Task objective> Below is a listing. Gather each line of it that contains "тогда".

Data provided>
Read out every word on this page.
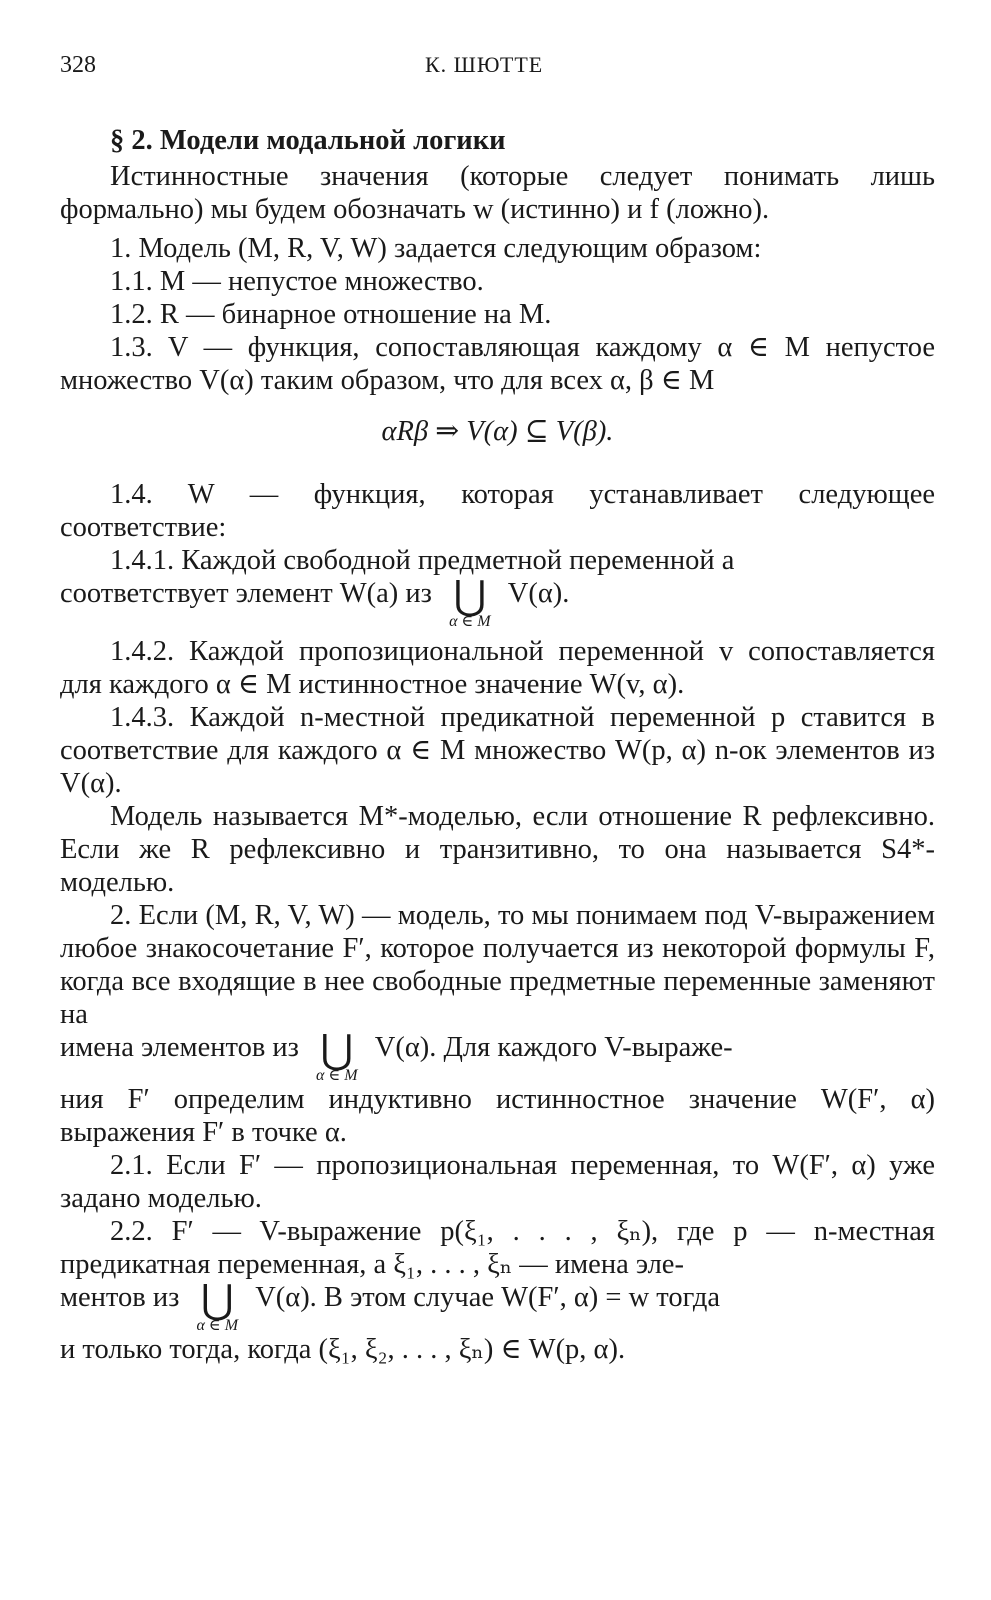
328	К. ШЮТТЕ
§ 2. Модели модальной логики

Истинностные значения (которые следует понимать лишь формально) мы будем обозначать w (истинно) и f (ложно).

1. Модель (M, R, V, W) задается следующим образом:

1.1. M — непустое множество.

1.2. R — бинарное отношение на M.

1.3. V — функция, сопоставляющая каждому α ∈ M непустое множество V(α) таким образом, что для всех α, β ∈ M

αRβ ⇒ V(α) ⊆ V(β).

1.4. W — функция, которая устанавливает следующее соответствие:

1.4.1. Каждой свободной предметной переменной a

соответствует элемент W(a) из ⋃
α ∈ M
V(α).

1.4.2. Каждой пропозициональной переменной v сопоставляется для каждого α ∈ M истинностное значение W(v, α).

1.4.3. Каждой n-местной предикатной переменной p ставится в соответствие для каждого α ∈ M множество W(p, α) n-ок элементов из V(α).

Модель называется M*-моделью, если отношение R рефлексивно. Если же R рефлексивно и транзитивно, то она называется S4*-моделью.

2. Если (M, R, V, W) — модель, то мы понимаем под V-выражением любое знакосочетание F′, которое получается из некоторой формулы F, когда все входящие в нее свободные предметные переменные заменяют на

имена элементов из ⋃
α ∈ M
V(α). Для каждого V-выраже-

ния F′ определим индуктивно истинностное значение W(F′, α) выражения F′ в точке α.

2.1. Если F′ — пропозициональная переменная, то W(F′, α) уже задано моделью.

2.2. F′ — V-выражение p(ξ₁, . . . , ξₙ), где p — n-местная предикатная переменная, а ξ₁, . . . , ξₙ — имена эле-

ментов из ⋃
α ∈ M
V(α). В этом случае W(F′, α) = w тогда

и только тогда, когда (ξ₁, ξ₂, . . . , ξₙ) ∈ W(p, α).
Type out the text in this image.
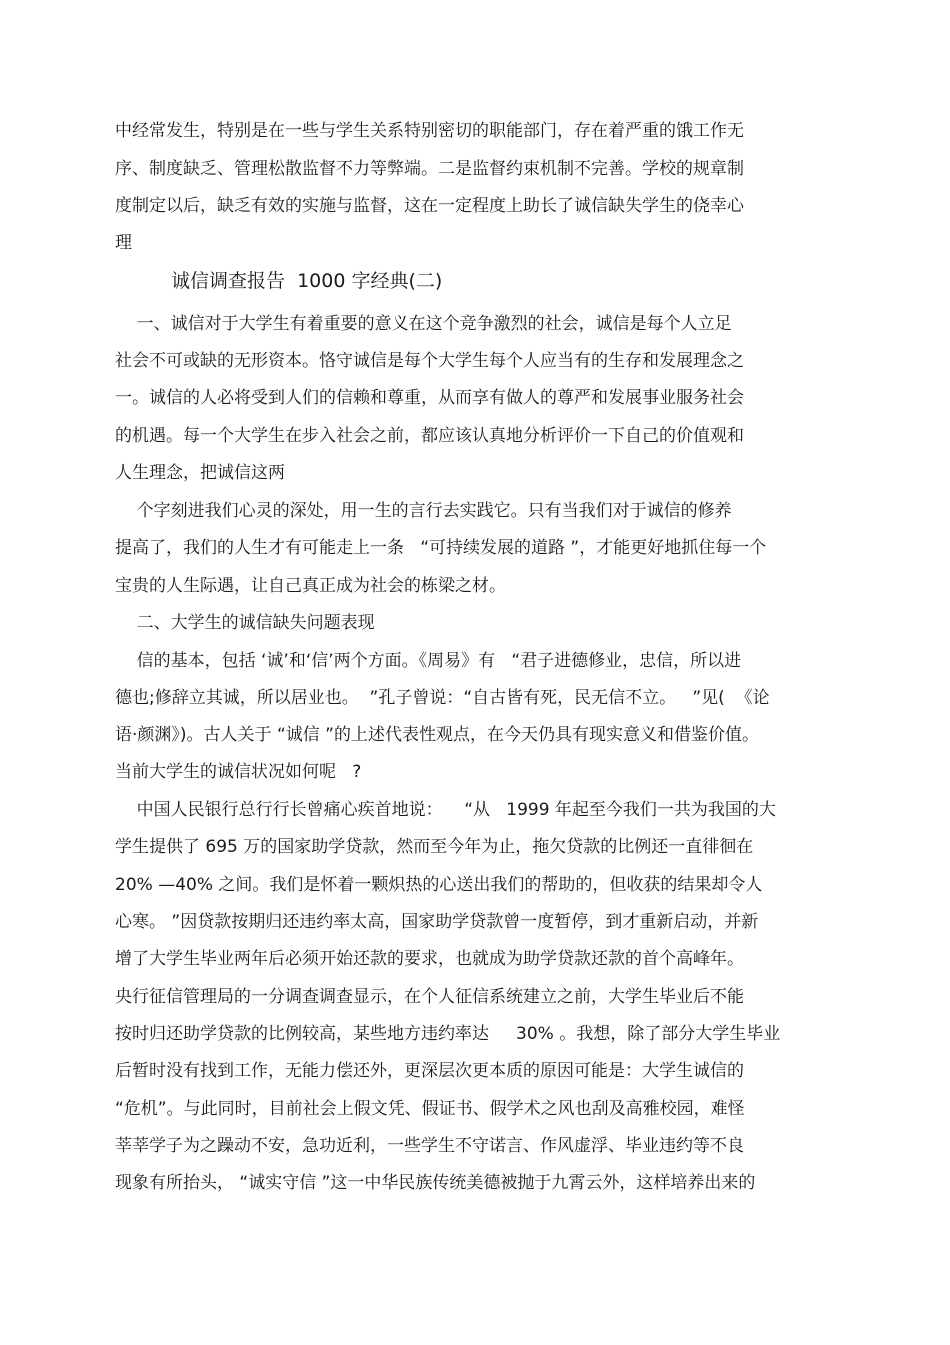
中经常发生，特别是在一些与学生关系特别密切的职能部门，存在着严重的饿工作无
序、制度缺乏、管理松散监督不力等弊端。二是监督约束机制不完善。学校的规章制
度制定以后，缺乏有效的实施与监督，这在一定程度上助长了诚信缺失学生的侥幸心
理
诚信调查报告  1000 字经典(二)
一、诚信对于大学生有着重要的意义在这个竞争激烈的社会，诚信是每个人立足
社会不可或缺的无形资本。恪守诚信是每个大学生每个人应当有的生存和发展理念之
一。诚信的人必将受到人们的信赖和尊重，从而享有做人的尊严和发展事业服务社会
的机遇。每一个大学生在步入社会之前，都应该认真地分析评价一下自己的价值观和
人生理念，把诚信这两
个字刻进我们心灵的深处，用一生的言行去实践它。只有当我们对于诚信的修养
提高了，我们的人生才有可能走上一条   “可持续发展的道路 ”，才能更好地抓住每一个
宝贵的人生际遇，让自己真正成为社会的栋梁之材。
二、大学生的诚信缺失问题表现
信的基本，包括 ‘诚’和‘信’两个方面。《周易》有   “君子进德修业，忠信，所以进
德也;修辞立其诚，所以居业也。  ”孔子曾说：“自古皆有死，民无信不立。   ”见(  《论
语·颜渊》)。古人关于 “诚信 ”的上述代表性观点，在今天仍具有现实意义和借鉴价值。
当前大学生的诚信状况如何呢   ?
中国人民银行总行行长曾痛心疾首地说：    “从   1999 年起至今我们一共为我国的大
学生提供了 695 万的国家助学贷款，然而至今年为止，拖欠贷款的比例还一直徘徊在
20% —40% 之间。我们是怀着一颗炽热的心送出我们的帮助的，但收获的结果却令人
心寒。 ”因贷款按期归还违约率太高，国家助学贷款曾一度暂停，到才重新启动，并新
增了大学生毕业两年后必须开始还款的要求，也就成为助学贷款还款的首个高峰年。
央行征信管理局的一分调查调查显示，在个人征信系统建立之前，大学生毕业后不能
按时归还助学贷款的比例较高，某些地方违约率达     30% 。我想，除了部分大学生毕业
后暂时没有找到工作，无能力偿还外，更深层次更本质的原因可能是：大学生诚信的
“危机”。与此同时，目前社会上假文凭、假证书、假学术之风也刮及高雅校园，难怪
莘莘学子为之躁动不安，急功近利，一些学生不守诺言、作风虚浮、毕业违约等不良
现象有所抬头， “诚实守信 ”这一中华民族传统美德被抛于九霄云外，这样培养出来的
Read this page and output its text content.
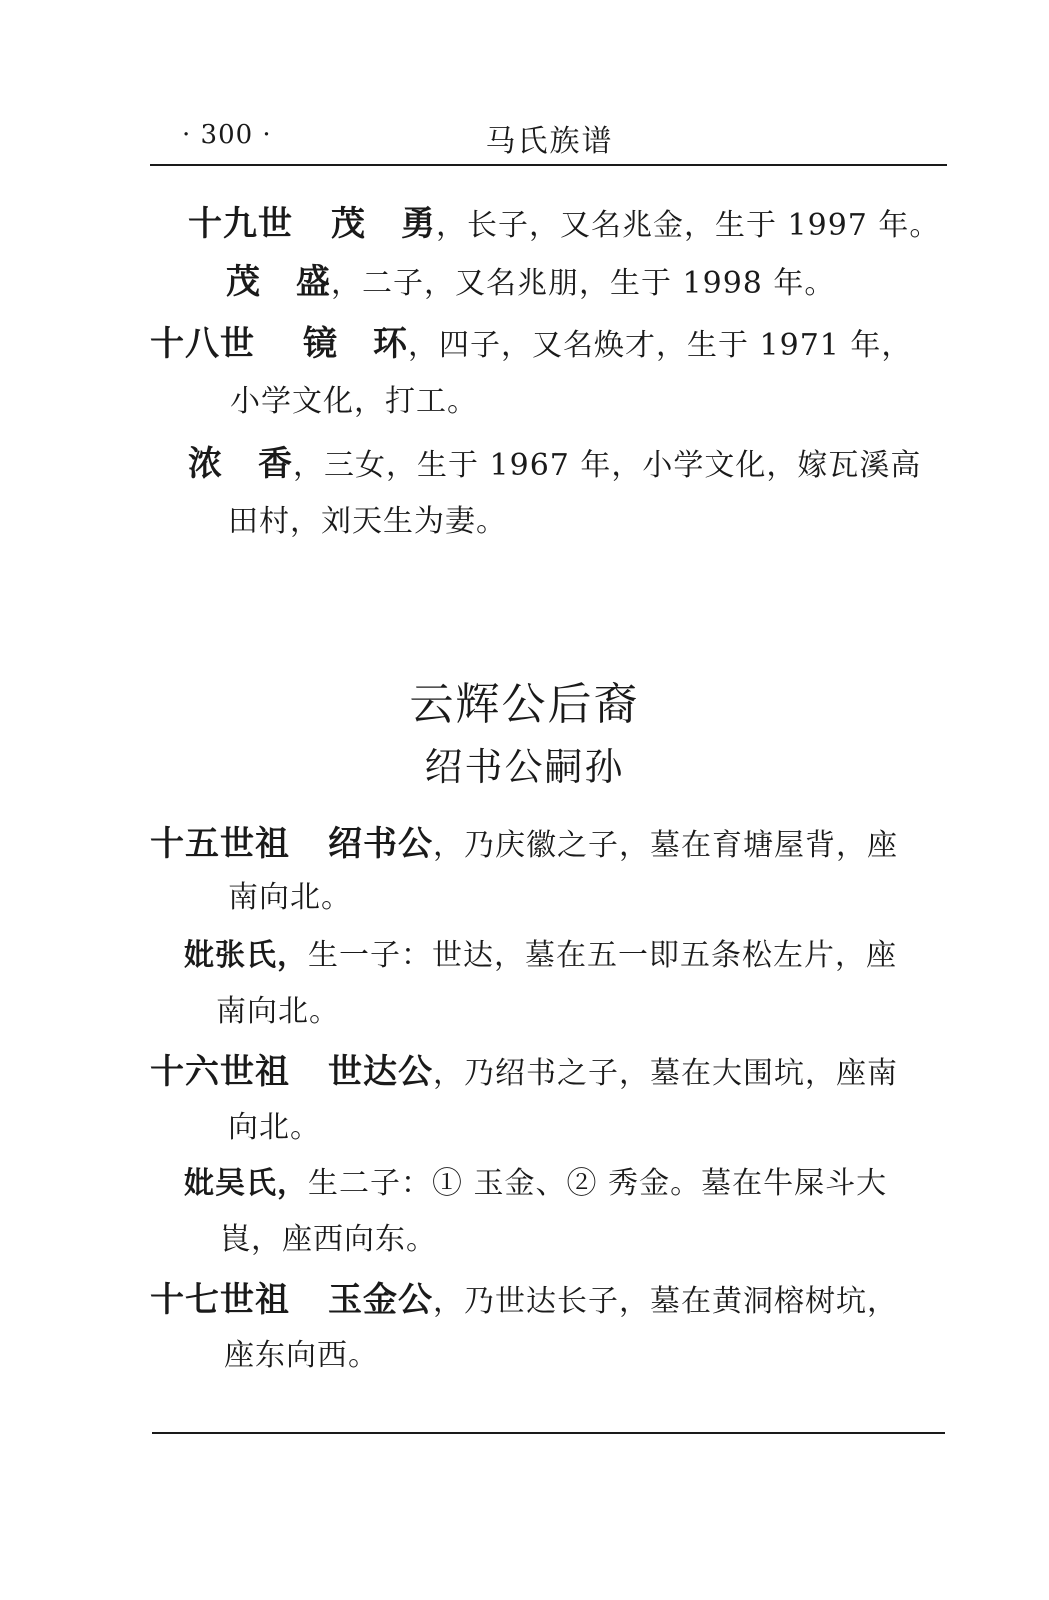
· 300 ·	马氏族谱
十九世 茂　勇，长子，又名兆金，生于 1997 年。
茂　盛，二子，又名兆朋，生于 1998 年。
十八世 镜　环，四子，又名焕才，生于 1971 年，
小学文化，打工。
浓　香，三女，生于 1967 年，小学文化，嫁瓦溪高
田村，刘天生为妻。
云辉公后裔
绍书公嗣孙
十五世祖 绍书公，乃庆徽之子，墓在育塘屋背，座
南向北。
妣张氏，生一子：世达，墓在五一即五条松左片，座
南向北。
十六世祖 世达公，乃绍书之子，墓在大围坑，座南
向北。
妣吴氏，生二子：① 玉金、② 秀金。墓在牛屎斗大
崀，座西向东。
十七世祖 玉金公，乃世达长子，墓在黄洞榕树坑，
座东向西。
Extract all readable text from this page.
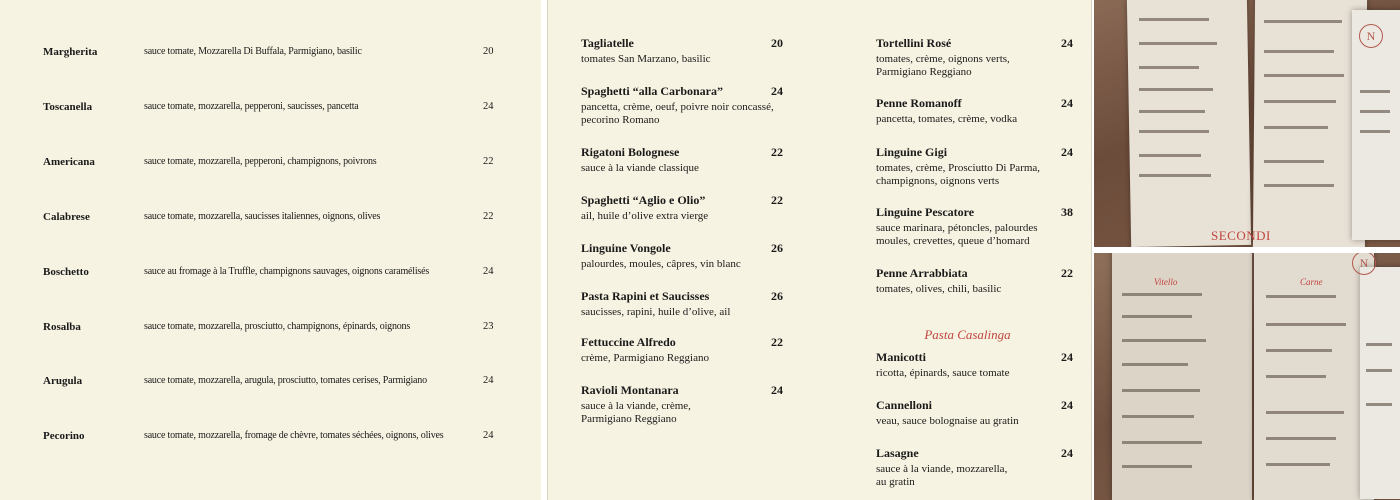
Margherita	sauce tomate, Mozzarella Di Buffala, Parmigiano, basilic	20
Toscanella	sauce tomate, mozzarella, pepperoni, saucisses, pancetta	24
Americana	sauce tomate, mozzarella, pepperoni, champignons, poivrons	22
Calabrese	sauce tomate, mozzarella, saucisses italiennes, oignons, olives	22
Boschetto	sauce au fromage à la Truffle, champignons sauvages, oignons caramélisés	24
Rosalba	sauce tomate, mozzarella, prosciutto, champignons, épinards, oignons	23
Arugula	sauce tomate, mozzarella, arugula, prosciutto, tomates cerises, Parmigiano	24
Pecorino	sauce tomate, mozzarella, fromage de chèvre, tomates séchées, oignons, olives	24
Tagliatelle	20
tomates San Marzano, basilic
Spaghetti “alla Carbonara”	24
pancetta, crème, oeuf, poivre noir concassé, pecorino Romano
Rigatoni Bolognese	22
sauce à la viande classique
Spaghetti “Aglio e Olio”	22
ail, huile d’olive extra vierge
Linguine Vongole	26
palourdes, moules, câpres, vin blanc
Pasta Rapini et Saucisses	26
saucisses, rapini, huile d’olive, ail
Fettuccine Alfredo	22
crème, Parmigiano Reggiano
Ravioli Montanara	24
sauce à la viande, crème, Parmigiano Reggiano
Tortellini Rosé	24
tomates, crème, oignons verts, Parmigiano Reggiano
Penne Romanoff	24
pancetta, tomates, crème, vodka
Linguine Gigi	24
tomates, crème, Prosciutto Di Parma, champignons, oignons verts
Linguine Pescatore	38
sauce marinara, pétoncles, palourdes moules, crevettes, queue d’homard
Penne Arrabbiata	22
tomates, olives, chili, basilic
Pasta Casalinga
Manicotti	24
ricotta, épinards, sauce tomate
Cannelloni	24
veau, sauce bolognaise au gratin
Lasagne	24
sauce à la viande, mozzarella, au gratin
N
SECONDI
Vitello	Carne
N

Finished answer>
V(α). В этом случае W(F′, α) = w тогда
и только тогда, когда (ξ₁, ξ₂, . . . , ξₙ) ∈ W(p, α).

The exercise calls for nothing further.